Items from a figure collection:
*****
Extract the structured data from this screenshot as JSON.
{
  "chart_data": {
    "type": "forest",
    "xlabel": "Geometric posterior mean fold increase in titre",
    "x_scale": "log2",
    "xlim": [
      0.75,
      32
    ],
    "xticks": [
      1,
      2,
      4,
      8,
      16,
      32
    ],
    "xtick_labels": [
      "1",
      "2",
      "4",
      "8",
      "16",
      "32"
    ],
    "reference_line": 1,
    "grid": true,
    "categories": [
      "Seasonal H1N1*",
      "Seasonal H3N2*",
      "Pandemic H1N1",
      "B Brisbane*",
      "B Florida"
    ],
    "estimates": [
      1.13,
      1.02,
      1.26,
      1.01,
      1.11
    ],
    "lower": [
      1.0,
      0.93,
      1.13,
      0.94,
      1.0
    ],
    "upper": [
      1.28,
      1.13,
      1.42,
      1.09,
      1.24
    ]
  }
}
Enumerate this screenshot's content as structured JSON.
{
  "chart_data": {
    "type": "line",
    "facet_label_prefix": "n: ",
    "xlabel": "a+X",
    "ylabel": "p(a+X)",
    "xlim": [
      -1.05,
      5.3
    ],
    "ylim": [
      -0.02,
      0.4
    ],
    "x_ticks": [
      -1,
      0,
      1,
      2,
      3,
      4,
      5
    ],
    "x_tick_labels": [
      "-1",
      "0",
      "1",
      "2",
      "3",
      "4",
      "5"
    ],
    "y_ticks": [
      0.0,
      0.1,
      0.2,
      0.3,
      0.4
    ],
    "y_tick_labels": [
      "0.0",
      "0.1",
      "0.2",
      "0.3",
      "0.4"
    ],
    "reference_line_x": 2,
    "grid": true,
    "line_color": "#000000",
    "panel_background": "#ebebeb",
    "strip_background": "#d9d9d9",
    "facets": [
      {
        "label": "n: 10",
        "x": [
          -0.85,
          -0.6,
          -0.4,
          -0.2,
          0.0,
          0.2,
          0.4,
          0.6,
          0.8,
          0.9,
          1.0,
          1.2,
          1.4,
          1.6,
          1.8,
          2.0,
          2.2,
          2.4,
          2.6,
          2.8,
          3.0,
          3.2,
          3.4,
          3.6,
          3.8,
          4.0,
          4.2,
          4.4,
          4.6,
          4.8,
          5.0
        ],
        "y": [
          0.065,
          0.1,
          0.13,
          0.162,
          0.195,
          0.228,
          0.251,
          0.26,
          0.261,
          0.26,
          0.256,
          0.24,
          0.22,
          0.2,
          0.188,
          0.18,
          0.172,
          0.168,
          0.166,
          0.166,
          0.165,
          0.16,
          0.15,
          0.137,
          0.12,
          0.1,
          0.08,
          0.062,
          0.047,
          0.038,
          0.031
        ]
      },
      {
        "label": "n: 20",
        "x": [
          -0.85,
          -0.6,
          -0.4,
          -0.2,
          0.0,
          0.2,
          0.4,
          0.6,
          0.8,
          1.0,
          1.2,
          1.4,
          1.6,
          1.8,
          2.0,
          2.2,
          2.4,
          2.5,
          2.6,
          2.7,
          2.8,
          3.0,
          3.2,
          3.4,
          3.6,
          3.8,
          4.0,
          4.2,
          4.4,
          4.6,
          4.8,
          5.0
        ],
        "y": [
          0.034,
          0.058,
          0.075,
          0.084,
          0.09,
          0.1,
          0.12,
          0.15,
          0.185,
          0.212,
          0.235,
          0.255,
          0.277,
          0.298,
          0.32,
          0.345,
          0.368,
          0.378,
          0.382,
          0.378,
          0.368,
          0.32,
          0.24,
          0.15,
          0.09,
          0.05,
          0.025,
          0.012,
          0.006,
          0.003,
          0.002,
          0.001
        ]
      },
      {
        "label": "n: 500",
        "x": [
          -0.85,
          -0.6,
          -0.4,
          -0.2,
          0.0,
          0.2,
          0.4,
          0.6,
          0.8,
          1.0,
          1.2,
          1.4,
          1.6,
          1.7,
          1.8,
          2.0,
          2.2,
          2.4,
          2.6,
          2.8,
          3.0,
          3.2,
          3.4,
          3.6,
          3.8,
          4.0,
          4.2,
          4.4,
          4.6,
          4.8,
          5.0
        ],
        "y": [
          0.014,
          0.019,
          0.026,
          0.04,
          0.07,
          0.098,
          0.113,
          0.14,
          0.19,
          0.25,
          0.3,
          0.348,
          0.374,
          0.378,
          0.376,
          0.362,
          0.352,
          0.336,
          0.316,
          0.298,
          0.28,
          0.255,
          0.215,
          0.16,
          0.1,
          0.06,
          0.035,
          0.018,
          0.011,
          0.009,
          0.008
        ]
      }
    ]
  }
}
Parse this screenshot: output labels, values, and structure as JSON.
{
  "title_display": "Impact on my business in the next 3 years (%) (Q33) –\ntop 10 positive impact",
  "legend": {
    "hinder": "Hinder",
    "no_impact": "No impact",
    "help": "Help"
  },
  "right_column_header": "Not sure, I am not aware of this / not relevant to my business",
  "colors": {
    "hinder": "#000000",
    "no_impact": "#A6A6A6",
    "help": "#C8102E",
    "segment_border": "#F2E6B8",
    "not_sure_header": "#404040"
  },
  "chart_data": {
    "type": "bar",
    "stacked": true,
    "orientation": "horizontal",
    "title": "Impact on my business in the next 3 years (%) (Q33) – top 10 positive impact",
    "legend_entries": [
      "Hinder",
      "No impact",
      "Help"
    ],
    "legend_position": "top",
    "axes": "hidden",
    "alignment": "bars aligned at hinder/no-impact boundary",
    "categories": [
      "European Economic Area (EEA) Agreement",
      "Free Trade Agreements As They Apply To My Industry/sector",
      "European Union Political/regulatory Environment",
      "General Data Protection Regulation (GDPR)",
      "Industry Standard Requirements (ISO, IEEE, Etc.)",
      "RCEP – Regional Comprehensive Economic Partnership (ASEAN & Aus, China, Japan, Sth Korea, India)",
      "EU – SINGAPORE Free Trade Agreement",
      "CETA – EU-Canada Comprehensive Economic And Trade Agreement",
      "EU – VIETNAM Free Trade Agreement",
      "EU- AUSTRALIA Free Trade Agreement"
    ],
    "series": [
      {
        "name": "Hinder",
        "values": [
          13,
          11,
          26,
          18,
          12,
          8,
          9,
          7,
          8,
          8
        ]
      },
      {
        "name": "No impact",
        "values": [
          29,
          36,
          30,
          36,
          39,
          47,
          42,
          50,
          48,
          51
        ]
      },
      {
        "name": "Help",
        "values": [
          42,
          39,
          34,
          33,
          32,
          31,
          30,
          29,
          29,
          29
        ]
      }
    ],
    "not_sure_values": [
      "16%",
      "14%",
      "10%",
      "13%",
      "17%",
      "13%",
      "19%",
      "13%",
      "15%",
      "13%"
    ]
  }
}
*****
Reply with only the number of lines in the material above where the string "Economic" appears.

3